▶ **Task**: Give the number of lines containing the word "ylabel", and nothing else.
— START Dataset —
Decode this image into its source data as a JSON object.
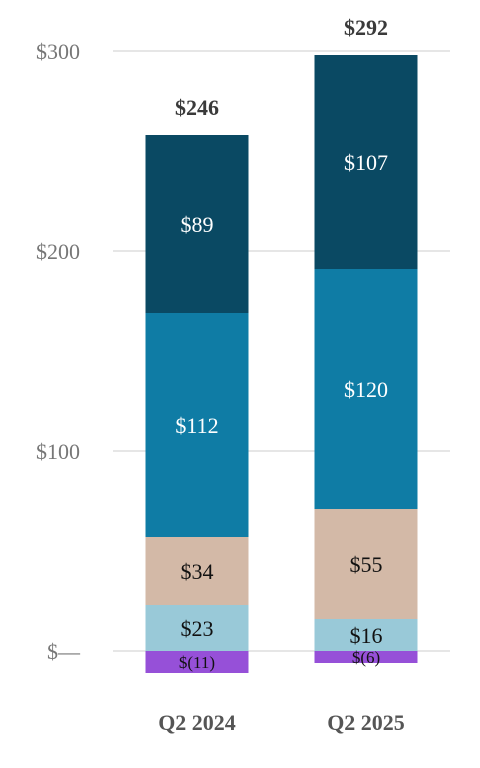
{
  "chart_data": {
    "type": "bar",
    "stacked": true,
    "categories": [
      "Q2 2024",
      "Q2 2025"
    ],
    "series": [
      {
        "values": [
          -11,
          -6
        ],
        "labels": [
          "$(11)",
          "$(6)"
        ],
        "color": "#9650d8"
      },
      {
        "values": [
          23,
          16
        ],
        "labels": [
          "$23",
          "$16"
        ],
        "color": "#99c9d8"
      },
      {
        "values": [
          34,
          55
        ],
        "labels": [
          "$34",
          "$55"
        ],
        "color": "#d3b9a7"
      },
      {
        "values": [
          112,
          120
        ],
        "labels": [
          "$112",
          "$120"
        ],
        "color": "#0f7ca5"
      },
      {
        "values": [
          89,
          107
        ],
        "labels": [
          "$89",
          "$107"
        ],
        "color": "#0a4963"
      }
    ],
    "totals": [
      "$246",
      "$292"
    ],
    "yticks": [
      0,
      100,
      200,
      300
    ],
    "ytick_labels": [
      "$—",
      "$100",
      "$200",
      "$300"
    ],
    "ylim": [
      -11,
      300
    ],
    "grid": true,
    "title": "",
    "xlabel": "",
    "ylabel": ""
  }
}
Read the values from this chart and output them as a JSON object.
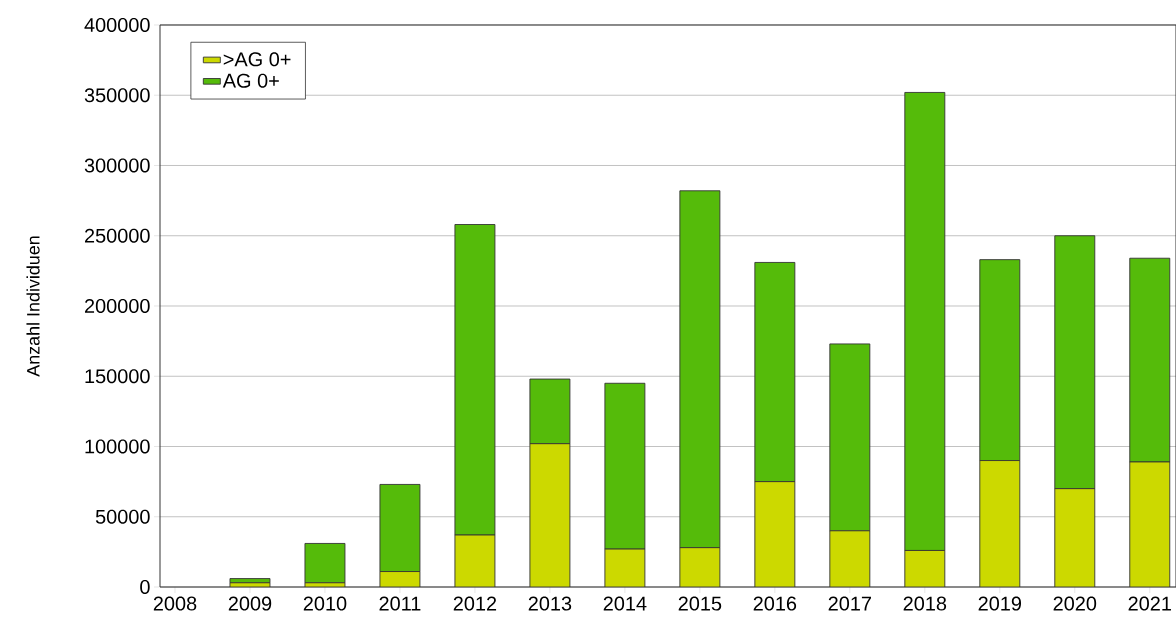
{
  "chart_data": {
    "type": "bar",
    "stacked": true,
    "ylabel": "Anzahl Individuen",
    "categories": [
      "2008",
      "2009",
      "2010",
      "2011",
      "2012",
      "2013",
      "2014",
      "2015",
      "2016",
      "2017",
      "2018",
      "2019",
      "2020",
      "2021"
    ],
    "series": [
      {
        "name": ">AG 0+",
        "color": "#ccd900",
        "values": [
          0,
          3000,
          3000,
          11000,
          37000,
          102000,
          27000,
          28000,
          75000,
          40000,
          26000,
          90000,
          70000,
          89000
        ]
      },
      {
        "name": "AG 0+",
        "color": "#55bb0a",
        "values": [
          0,
          3000,
          28000,
          62000,
          221000,
          46000,
          118000,
          254000,
          156000,
          133000,
          326000,
          143000,
          180000,
          145000
        ]
      }
    ],
    "ylim": [
      0,
      400000
    ],
    "yticks": [
      0,
      50000,
      100000,
      150000,
      200000,
      250000,
      300000,
      350000,
      400000
    ],
    "grid": "y",
    "legend": "top left"
  }
}
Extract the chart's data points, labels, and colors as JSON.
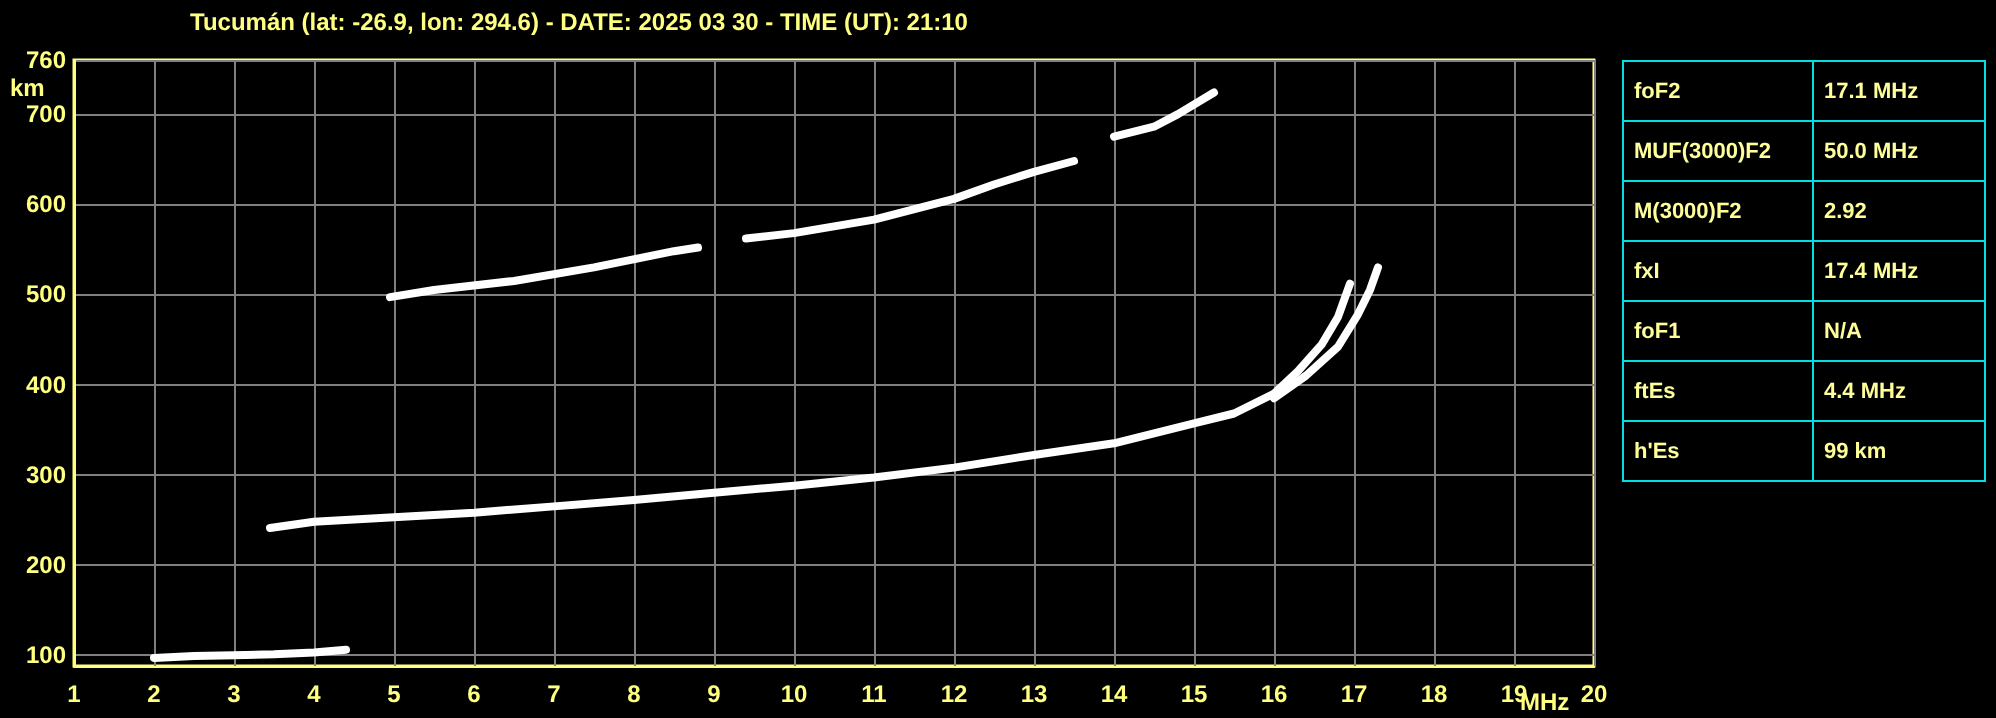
{
  "chart_data": [
    {
      "type": "line",
      "title": "Tucumán (lat: -26.9, lon: 294.6) - DATE: 2025 03 30 - TIME (UT): 21:10",
      "xlabel": "MHz",
      "ylabel": "km",
      "xlim": [
        1,
        20
      ],
      "xticks": [
        1,
        2,
        3,
        4,
        5,
        6,
        7,
        8,
        9,
        10,
        11,
        12,
        13,
        14,
        15,
        16,
        17,
        18,
        19,
        20
      ],
      "ylim": [
        88,
        760
      ],
      "yticks": [
        100,
        200,
        300,
        400,
        500,
        600,
        700,
        760
      ],
      "grid": true,
      "marker": "none",
      "line_style": "solid",
      "series": [
        {
          "color": "#ffffff",
          "x": [
            2.0,
            2.5,
            3.0,
            3.5,
            4.0,
            4.4
          ],
          "values": [
            97,
            99,
            100,
            101,
            103,
            106
          ]
        },
        {
          "color": "#ffffff",
          "x": [
            3.45,
            4.0,
            5.0,
            6.0,
            7.0,
            8.0,
            9.0,
            10.0,
            11.0,
            12.0,
            13.0,
            14.0,
            15.0,
            15.5,
            16.0,
            16.3,
            16.6,
            16.8,
            16.95
          ],
          "values": [
            241,
            248,
            253,
            258,
            265,
            272,
            280,
            288,
            297,
            308,
            322,
            335,
            357,
            368,
            390,
            415,
            445,
            475,
            512
          ]
        },
        {
          "color": "#ffffff",
          "x": [
            16.0,
            16.4,
            16.8,
            17.05,
            17.2,
            17.3
          ],
          "values": [
            385,
            410,
            442,
            478,
            505,
            530
          ]
        },
        {
          "color": "#ffffff",
          "x": [
            4.95,
            5.5,
            6.5,
            7.5,
            8.5,
            8.8
          ],
          "values": [
            497,
            505,
            515,
            530,
            548,
            552
          ]
        },
        {
          "color": "#ffffff",
          "x": [
            9.4,
            10.0,
            11.0,
            12.0,
            12.5,
            13.0,
            13.5
          ],
          "values": [
            562,
            568,
            583,
            606,
            622,
            636,
            648
          ]
        },
        {
          "color": "#ffffff",
          "x": [
            14.0,
            14.5,
            14.8,
            15.25
          ],
          "values": [
            675,
            686,
            700,
            724
          ]
        }
      ]
    },
    {
      "type": "other",
      "annotations": [
        "foF2",
        "17.1 MHz",
        "MUF(3000)F2",
        "50.0 MHz",
        "M(3000)F2",
        "2.92",
        "fxI",
        "17.4 MHz",
        "foF1",
        "N/A",
        "ftEs",
        "4.4 MHz",
        "h'Es",
        "99 km"
      ]
    }
  ]
}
— END Dataset —
▶ **Worked solution**: 3